_Recorded information_.

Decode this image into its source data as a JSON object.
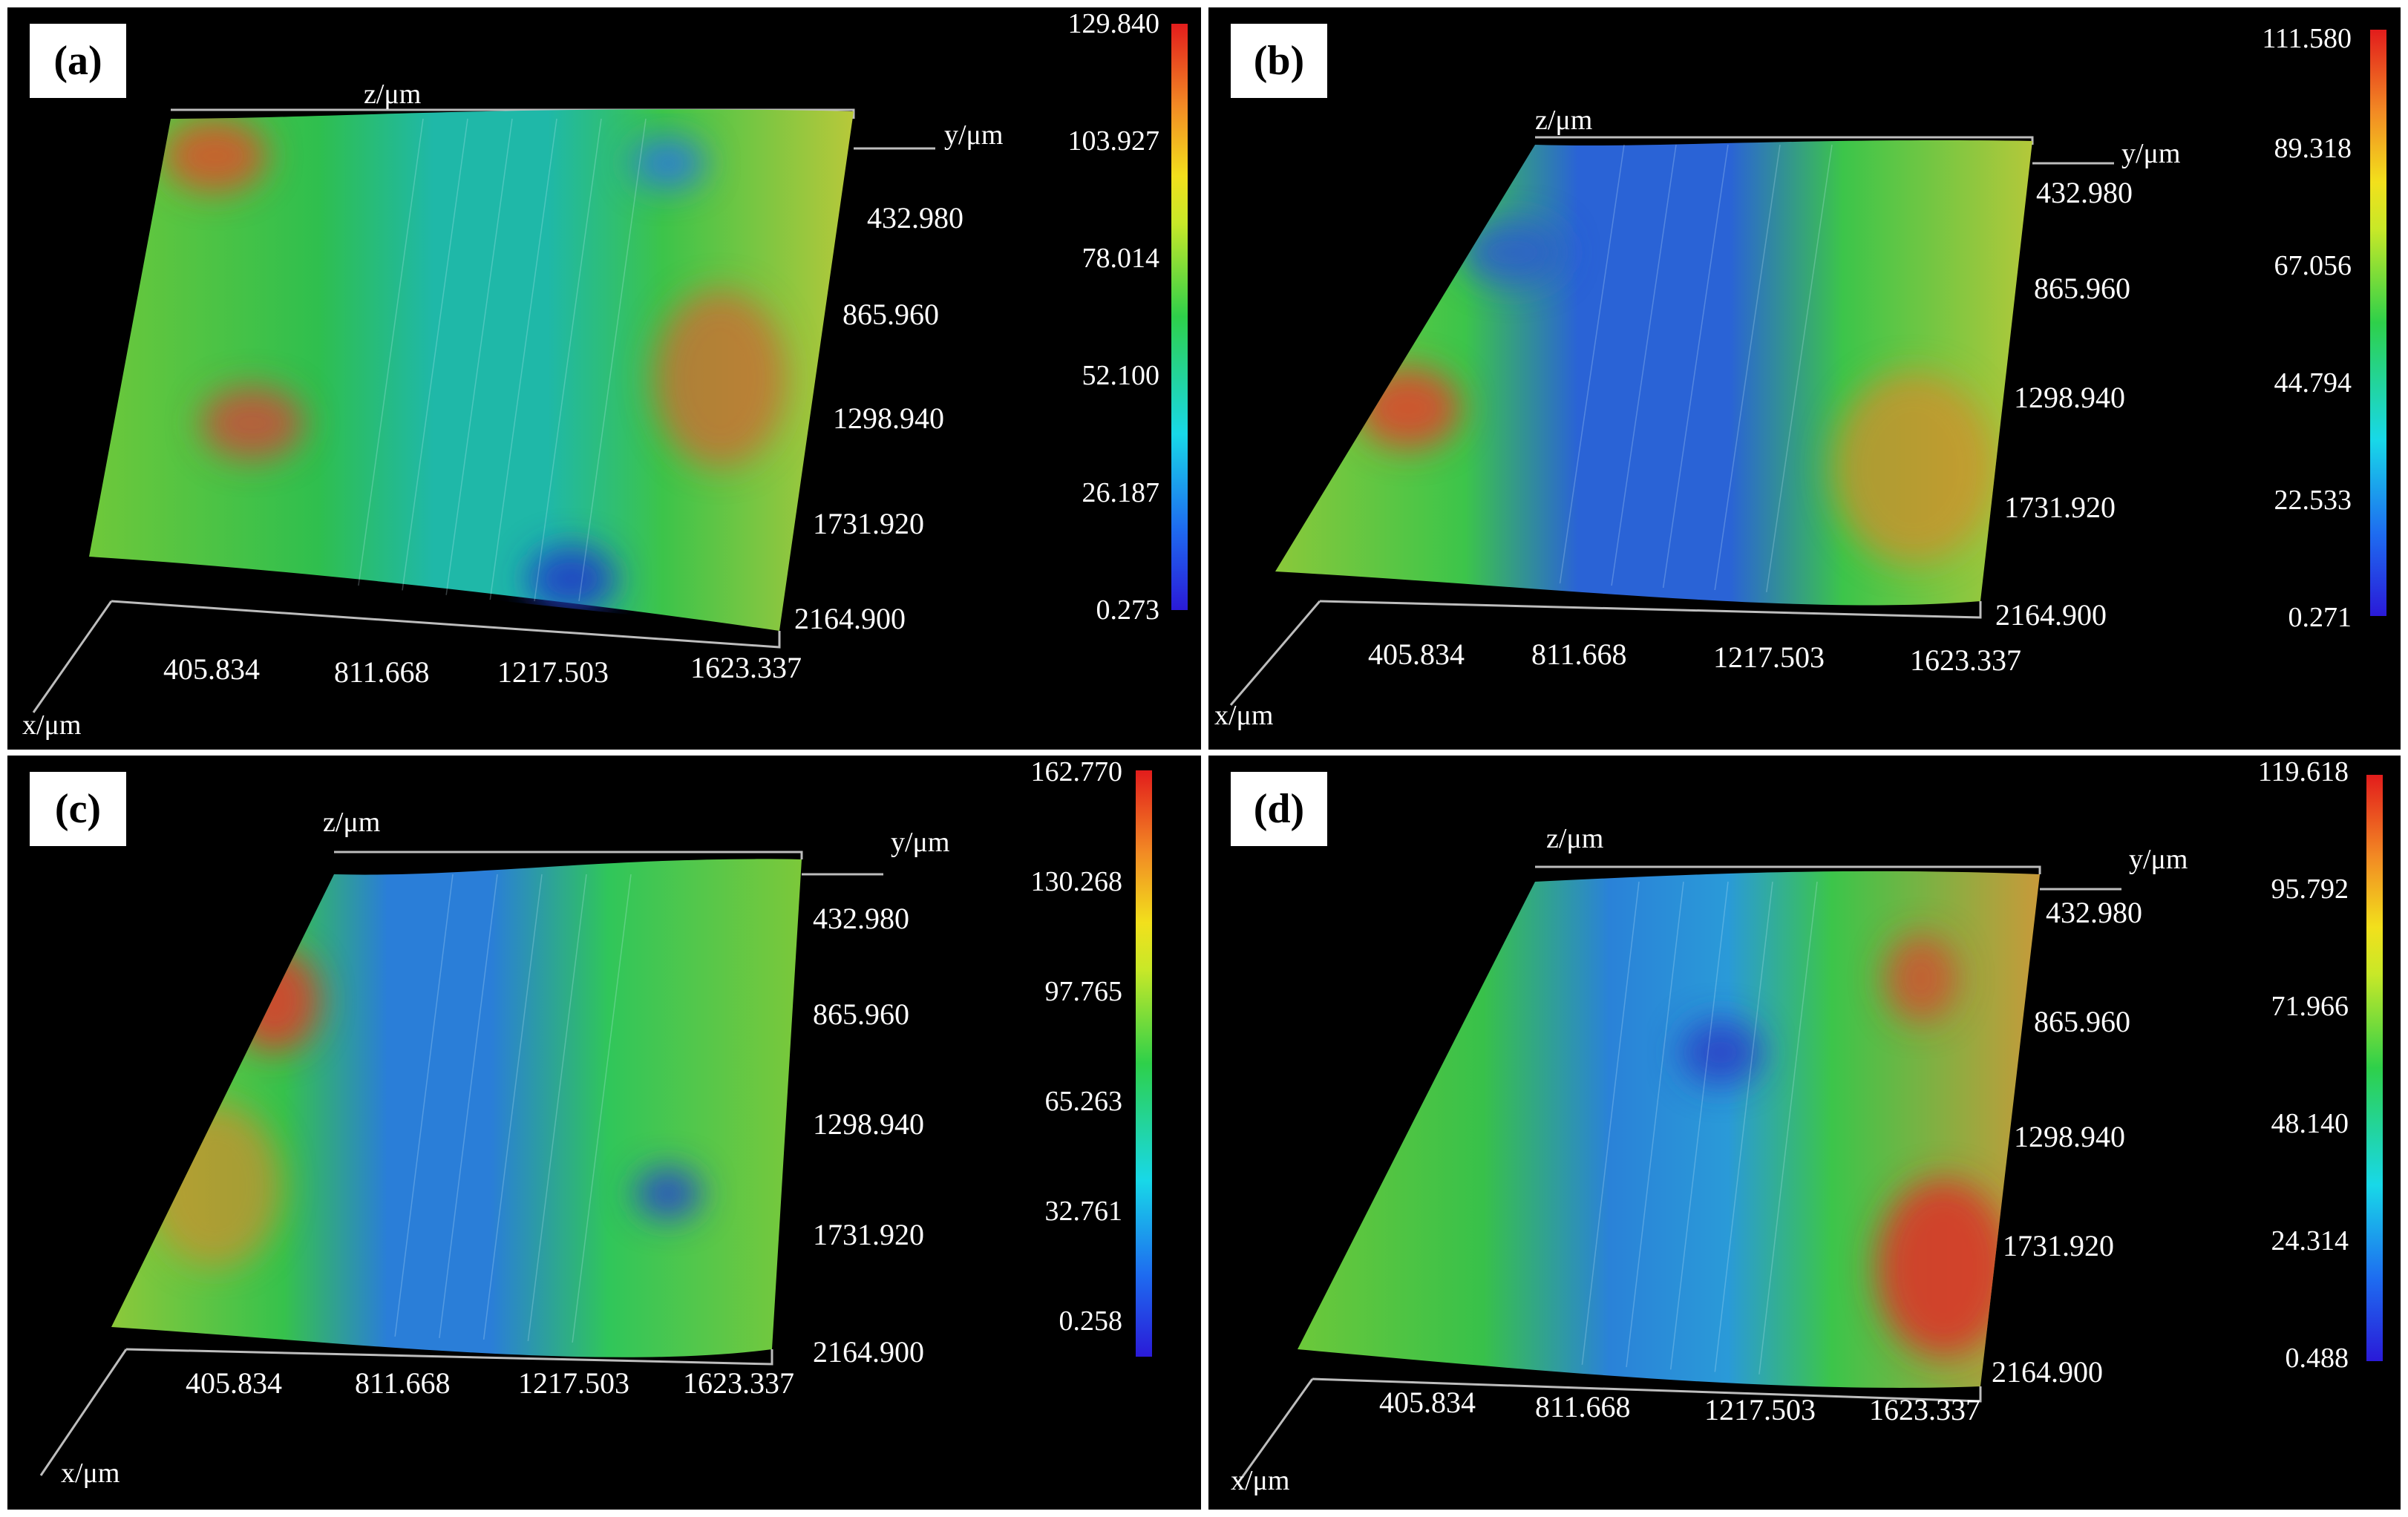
{
  "axis_names": {
    "x": "x/μm",
    "y": "y/μm",
    "z": "z/μm"
  },
  "x_ticks": [
    "405.834",
    "811.668",
    "1217.503",
    "1623.337"
  ],
  "y_ticks": [
    "432.980",
    "865.960",
    "1298.940",
    "1731.920",
    "2164.900"
  ],
  "colormap": [
    "#2a1ad8",
    "#18d8e8",
    "#2ed04a",
    "#f2e01c",
    "#e21c1c"
  ],
  "panels": [
    {
      "tag": "(a)",
      "colorbar": [
        "129.840",
        "103.927",
        "78.014",
        "52.100",
        "26.187",
        "0.273"
      ],
      "surface_base": "#2fbf4e",
      "center_tone": "#1fb8a8",
      "hotspots": [
        {
          "color": "#d9542a"
        },
        {
          "color": "#c8503a"
        },
        {
          "color": "#d06a30"
        },
        {
          "color": "#2040c8"
        },
        {
          "color": "#2e7ad8"
        }
      ]
    },
    {
      "tag": "(b)",
      "colorbar": [
        "111.580",
        "89.318",
        "67.056",
        "44.794",
        "22.533",
        "0.271"
      ],
      "surface_base": "#3cc54a",
      "center_tone": "#2a63d6",
      "hotspots": [
        {
          "color": "#d94a2c"
        },
        {
          "color": "#d98a2a"
        },
        {
          "color": "#2a5ad0"
        }
      ]
    },
    {
      "tag": "(c)",
      "colorbar": [
        "162.770",
        "130.268",
        "97.765",
        "65.263",
        "32.761",
        "0.258"
      ],
      "surface_base": "#36c24c",
      "center_tone": "#2a7ed8",
      "hotspots": [
        {
          "color": "#d8402c"
        },
        {
          "color": "#d98a2a"
        },
        {
          "color": "#2a4ac8"
        }
      ]
    },
    {
      "tag": "(d)",
      "colorbar": [
        "119.618",
        "95.792",
        "71.966",
        "48.140",
        "24.314",
        "0.488"
      ],
      "surface_base": "#38c14a",
      "center_tone": "#2a82d8",
      "hotspots": [
        {
          "color": "#d8382a"
        },
        {
          "color": "#d8462c"
        },
        {
          "color": "#2a3ec6"
        }
      ]
    }
  ]
}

_Work to be completed_.
Skip the images and write out the rest of the listing exactly.

_Expected answer_.
Decode this image into its source data as a JSON object.
{
  "axis_names": {
    "x": "x/μm",
    "y": "y/μm",
    "z": "z/μm"
  },
  "x_ticks": [
    "405.834",
    "811.668",
    "1217.503",
    "1623.337"
  ],
  "y_ticks": [
    "432.980",
    "865.960",
    "1298.940",
    "1731.920",
    "2164.900"
  ],
  "colormap": [
    "#2a1ad8",
    "#18d8e8",
    "#2ed04a",
    "#f2e01c",
    "#e21c1c"
  ],
  "panels": [
    {
      "tag": "(a)",
      "colorbar": [
        "129.840",
        "103.927",
        "78.014",
        "52.100",
        "26.187",
        "0.273"
      ],
      "surface_base": "#2fbf4e",
      "center_tone": "#1fb8a8",
      "hotspots": [
        {
          "color": "#d9542a"
        },
        {
          "color": "#c8503a"
        },
        {
          "color": "#d06a30"
        },
        {
          "color": "#2040c8"
        },
        {
          "color": "#2e7ad8"
        }
      ]
    },
    {
      "tag": "(b)",
      "colorbar": [
        "111.580",
        "89.318",
        "67.056",
        "44.794",
        "22.533",
        "0.271"
      ],
      "surface_base": "#3cc54a",
      "center_tone": "#2a63d6",
      "hotspots": [
        {
          "color": "#d94a2c"
        },
        {
          "color": "#d98a2a"
        },
        {
          "color": "#2a5ad0"
        }
      ]
    },
    {
      "tag": "(c)",
      "colorbar": [
        "162.770",
        "130.268",
        "97.765",
        "65.263",
        "32.761",
        "0.258"
      ],
      "surface_base": "#36c24c",
      "center_tone": "#2a7ed8",
      "hotspots": [
        {
          "color": "#d8402c"
        },
        {
          "color": "#d98a2a"
        },
        {
          "color": "#2a4ac8"
        }
      ]
    },
    {
      "tag": "(d)",
      "colorbar": [
        "119.618",
        "95.792",
        "71.966",
        "48.140",
        "24.314",
        "0.488"
      ],
      "surface_base": "#38c14a",
      "center_tone": "#2a82d8",
      "hotspots": [
        {
          "color": "#d8382a"
        },
        {
          "color": "#d8462c"
        },
        {
          "color": "#2a3ec6"
        }
      ]
    }
  ]
}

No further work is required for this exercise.